• TASK OBJECTIVE: Spot each line that carries the word "data"; copy those lines.

[Start RECORDS FOR THIS EXERCISE]

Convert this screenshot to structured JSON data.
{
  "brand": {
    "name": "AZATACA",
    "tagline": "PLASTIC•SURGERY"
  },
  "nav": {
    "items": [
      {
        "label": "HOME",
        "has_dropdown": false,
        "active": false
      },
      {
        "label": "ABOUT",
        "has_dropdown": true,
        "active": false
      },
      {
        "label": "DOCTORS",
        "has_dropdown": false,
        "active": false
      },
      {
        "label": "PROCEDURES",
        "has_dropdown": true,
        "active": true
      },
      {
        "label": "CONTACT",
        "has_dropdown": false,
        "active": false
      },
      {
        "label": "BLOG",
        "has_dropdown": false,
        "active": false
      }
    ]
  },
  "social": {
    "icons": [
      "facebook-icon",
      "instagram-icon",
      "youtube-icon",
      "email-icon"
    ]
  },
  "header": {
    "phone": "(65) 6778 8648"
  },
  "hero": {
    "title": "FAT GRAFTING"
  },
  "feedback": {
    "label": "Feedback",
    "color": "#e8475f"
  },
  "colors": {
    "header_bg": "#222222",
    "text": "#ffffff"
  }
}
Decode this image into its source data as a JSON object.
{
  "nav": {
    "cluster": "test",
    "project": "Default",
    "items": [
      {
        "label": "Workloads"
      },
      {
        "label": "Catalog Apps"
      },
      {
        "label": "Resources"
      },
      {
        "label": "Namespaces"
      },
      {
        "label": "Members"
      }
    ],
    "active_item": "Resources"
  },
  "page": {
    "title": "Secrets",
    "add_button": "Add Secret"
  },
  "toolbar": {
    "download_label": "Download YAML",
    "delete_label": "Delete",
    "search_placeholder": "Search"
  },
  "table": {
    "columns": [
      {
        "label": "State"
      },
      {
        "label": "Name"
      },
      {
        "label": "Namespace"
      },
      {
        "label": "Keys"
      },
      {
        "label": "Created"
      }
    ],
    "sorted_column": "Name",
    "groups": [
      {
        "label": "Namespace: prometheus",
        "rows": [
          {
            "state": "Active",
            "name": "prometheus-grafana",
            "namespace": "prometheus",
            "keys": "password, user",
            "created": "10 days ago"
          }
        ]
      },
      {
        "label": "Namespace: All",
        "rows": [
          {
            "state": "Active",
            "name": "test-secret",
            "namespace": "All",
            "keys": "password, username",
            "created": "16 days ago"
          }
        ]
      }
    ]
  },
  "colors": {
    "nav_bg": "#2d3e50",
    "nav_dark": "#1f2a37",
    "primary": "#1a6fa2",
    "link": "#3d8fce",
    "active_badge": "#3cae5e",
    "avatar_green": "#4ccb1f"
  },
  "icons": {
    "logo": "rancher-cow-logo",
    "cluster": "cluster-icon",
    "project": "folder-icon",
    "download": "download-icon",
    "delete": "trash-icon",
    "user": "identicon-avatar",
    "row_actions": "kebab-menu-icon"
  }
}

[End RECORDS FOR THIS EXERCISE]

• SOLUTION TO THE EXERCISE:
Convert this screenshot to structured JSON data.
Decode this image into its source data as a JSON object.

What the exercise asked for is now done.